● **Data section**
-- Start --

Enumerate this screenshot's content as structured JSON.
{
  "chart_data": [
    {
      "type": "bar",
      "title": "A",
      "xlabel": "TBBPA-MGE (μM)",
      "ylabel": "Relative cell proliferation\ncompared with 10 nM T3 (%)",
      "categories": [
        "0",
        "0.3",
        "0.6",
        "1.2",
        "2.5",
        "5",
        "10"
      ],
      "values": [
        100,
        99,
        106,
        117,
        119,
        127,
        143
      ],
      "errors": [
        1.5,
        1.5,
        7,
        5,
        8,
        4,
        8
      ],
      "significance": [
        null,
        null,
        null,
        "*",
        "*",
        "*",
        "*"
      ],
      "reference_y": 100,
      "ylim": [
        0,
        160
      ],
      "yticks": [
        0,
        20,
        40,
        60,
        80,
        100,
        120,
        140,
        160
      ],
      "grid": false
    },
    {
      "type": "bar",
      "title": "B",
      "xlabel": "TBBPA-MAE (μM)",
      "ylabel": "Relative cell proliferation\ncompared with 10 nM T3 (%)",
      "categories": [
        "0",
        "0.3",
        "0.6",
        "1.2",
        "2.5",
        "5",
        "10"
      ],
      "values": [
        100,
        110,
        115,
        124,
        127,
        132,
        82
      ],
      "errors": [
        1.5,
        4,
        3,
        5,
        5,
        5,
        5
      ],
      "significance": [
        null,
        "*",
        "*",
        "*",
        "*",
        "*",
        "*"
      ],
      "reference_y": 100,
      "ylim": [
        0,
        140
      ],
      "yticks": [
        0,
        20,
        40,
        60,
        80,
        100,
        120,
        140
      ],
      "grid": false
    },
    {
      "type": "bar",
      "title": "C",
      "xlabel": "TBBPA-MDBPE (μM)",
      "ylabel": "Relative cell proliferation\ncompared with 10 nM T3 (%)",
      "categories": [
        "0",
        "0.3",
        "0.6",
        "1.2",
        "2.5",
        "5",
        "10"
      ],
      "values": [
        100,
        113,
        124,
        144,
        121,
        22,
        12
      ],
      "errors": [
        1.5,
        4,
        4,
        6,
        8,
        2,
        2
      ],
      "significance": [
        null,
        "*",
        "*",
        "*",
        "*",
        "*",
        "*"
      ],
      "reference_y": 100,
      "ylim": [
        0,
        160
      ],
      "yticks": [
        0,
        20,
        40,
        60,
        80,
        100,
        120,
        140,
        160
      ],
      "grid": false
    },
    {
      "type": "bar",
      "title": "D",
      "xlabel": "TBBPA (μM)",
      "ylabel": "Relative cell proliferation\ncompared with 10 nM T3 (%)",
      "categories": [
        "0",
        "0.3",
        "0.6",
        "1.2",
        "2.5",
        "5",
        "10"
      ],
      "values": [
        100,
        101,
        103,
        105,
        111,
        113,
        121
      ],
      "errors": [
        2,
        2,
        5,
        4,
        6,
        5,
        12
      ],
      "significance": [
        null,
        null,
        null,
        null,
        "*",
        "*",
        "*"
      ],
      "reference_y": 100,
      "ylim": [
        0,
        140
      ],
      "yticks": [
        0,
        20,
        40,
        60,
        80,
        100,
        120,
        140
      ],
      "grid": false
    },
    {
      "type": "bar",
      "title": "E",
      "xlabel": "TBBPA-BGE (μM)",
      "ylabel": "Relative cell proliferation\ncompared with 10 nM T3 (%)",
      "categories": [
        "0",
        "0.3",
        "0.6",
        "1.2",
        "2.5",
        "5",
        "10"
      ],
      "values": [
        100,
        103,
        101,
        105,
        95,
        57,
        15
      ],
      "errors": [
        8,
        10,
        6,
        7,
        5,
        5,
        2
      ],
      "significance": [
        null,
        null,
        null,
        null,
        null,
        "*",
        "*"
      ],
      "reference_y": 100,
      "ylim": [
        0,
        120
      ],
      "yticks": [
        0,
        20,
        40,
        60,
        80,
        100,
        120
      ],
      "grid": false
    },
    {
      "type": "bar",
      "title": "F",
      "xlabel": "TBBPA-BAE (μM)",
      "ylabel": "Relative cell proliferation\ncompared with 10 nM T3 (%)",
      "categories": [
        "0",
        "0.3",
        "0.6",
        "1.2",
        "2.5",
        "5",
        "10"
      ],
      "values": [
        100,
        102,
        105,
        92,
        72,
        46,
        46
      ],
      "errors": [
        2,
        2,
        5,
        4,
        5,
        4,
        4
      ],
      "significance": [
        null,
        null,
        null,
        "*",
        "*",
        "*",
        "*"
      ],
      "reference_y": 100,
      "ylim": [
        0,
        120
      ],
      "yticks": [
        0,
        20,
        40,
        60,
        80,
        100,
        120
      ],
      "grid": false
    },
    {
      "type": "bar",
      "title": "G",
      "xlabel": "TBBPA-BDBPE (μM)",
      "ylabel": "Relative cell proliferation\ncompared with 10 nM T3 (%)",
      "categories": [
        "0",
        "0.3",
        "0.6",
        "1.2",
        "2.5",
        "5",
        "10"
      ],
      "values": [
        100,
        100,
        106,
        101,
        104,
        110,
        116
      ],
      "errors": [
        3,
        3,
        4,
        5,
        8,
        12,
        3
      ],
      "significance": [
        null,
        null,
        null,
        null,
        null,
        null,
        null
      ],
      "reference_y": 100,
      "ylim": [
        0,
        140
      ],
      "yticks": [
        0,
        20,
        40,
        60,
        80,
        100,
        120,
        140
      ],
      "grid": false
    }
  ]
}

-- End --

● **Requirement**
Nothing should be left out: return all of the records exactly.

● **Response**
Enumerate this screenshot's content as structured JSON.
{
  "chart_data": [
    {
      "type": "bar",
      "title": "A",
      "xlabel": "TBBPA-MGE (μM)",
      "ylabel": "Relative cell proliferation\ncompared with 10 nM T3 (%)",
      "categories": [
        "0",
        "0.3",
        "0.6",
        "1.2",
        "2.5",
        "5",
        "10"
      ],
      "values": [
        100,
        99,
        106,
        117,
        119,
        127,
        143
      ],
      "errors": [
        1.5,
        1.5,
        7,
        5,
        8,
        4,
        8
      ],
      "significance": [
        null,
        null,
        null,
        "*",
        "*",
        "*",
        "*"
      ],
      "reference_y": 100,
      "ylim": [
        0,
        160
      ],
      "yticks": [
        0,
        20,
        40,
        60,
        80,
        100,
        120,
        140,
        160
      ],
      "grid": false
    },
    {
      "type": "bar",
      "title": "B",
      "xlabel": "TBBPA-MAE (μM)",
      "ylabel": "Relative cell proliferation\ncompared with 10 nM T3 (%)",
      "categories": [
        "0",
        "0.3",
        "0.6",
        "1.2",
        "2.5",
        "5",
        "10"
      ],
      "values": [
        100,
        110,
        115,
        124,
        127,
        132,
        82
      ],
      "errors": [
        1.5,
        4,
        3,
        5,
        5,
        5,
        5
      ],
      "significance": [
        null,
        "*",
        "*",
        "*",
        "*",
        "*",
        "*"
      ],
      "reference_y": 100,
      "ylim": [
        0,
        140
      ],
      "yticks": [
        0,
        20,
        40,
        60,
        80,
        100,
        120,
        140
      ],
      "grid": false
    },
    {
      "type": "bar",
      "title": "C",
      "xlabel": "TBBPA-MDBPE (μM)",
      "ylabel": "Relative cell proliferation\ncompared with 10 nM T3 (%)",
      "categories": [
        "0",
        "0.3",
        "0.6",
        "1.2",
        "2.5",
        "5",
        "10"
      ],
      "values": [
        100,
        113,
        124,
        144,
        121,
        22,
        12
      ],
      "errors": [
        1.5,
        4,
        4,
        6,
        8,
        2,
        2
      ],
      "significance": [
        null,
        "*",
        "*",
        "*",
        "*",
        "*",
        "*"
      ],
      "reference_y": 100,
      "ylim": [
        0,
        160
      ],
      "yticks": [
        0,
        20,
        40,
        60,
        80,
        100,
        120,
        140,
        160
      ],
      "grid": false
    },
    {
      "type": "bar",
      "title": "D",
      "xlabel": "TBBPA (μM)",
      "ylabel": "Relative cell proliferation\ncompared with 10 nM T3 (%)",
      "categories": [
        "0",
        "0.3",
        "0.6",
        "1.2",
        "2.5",
        "5",
        "10"
      ],
      "values": [
        100,
        101,
        103,
        105,
        111,
        113,
        121
      ],
      "errors": [
        2,
        2,
        5,
        4,
        6,
        5,
        12
      ],
      "significance": [
        null,
        null,
        null,
        null,
        "*",
        "*",
        "*"
      ],
      "reference_y": 100,
      "ylim": [
        0,
        140
      ],
      "yticks": [
        0,
        20,
        40,
        60,
        80,
        100,
        120,
        140
      ],
      "grid": false
    },
    {
      "type": "bar",
      "title": "E",
      "xlabel": "TBBPA-BGE (μM)",
      "ylabel": "Relative cell proliferation\ncompared with 10 nM T3 (%)",
      "categories": [
        "0",
        "0.3",
        "0.6",
        "1.2",
        "2.5",
        "5",
        "10"
      ],
      "values": [
        100,
        103,
        101,
        105,
        95,
        57,
        15
      ],
      "errors": [
        8,
        10,
        6,
        7,
        5,
        5,
        2
      ],
      "significance": [
        null,
        null,
        null,
        null,
        null,
        "*",
        "*"
      ],
      "reference_y": 100,
      "ylim": [
        0,
        120
      ],
      "yticks": [
        0,
        20,
        40,
        60,
        80,
        100,
        120
      ],
      "grid": false
    },
    {
      "type": "bar",
      "title": "F",
      "xlabel": "TBBPA-BAE (μM)",
      "ylabel": "Relative cell proliferation\ncompared with 10 nM T3 (%)",
      "categories": [
        "0",
        "0.3",
        "0.6",
        "1.2",
        "2.5",
        "5",
        "10"
      ],
      "values": [
        100,
        102,
        105,
        92,
        72,
        46,
        46
      ],
      "errors": [
        2,
        2,
        5,
        4,
        5,
        4,
        4
      ],
      "significance": [
        null,
        null,
        null,
        "*",
        "*",
        "*",
        "*"
      ],
      "reference_y": 100,
      "ylim": [
        0,
        120
      ],
      "yticks": [
        0,
        20,
        40,
        60,
        80,
        100,
        120
      ],
      "grid": false
    },
    {
      "type": "bar",
      "title": "G",
      "xlabel": "TBBPA-BDBPE (μM)",
      "ylabel": "Relative cell proliferation\ncompared with 10 nM T3 (%)",
      "categories": [
        "0",
        "0.3",
        "0.6",
        "1.2",
        "2.5",
        "5",
        "10"
      ],
      "values": [
        100,
        100,
        106,
        101,
        104,
        110,
        116
      ],
      "errors": [
        3,
        3,
        4,
        5,
        8,
        12,
        3
      ],
      "significance": [
        null,
        null,
        null,
        null,
        null,
        null,
        null
      ],
      "reference_y": 100,
      "ylim": [
        0,
        140
      ],
      "yticks": [
        0,
        20,
        40,
        60,
        80,
        100,
        120,
        140
      ],
      "grid": false
    }
  ]
}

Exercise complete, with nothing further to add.